▶ **WORK TO DO**:
Present the following entries again, word for word and in full.

Stored data entries
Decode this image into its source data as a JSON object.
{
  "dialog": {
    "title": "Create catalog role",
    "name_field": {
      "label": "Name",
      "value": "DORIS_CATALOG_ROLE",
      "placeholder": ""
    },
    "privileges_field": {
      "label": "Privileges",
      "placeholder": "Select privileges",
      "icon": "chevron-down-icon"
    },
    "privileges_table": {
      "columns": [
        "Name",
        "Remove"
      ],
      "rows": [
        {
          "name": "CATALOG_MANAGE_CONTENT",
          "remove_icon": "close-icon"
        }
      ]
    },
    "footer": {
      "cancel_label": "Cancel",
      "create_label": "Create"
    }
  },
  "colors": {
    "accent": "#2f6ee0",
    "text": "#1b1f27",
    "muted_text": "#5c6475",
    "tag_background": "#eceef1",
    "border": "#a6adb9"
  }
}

▶ **RESULT OF THE TASK**:
Decode this image into its source data as a JSON object.
{
  "dialog": {
    "title": "Create catalog role",
    "name_field": {
      "label": "Name",
      "value": "DORIS_CATALOG_ROLE",
      "placeholder": ""
    },
    "privileges_field": {
      "label": "Privileges",
      "placeholder": "Select privileges",
      "icon": "chevron-down-icon"
    },
    "privileges_table": {
      "columns": [
        "Name",
        "Remove"
      ],
      "rows": [
        {
          "name": "CATALOG_MANAGE_CONTENT",
          "remove_icon": "close-icon"
        }
      ]
    },
    "footer": {
      "cancel_label": "Cancel",
      "create_label": "Create"
    }
  },
  "colors": {
    "accent": "#2f6ee0",
    "text": "#1b1f27",
    "muted_text": "#5c6475",
    "tag_background": "#eceef1",
    "border": "#a6adb9"
  }
}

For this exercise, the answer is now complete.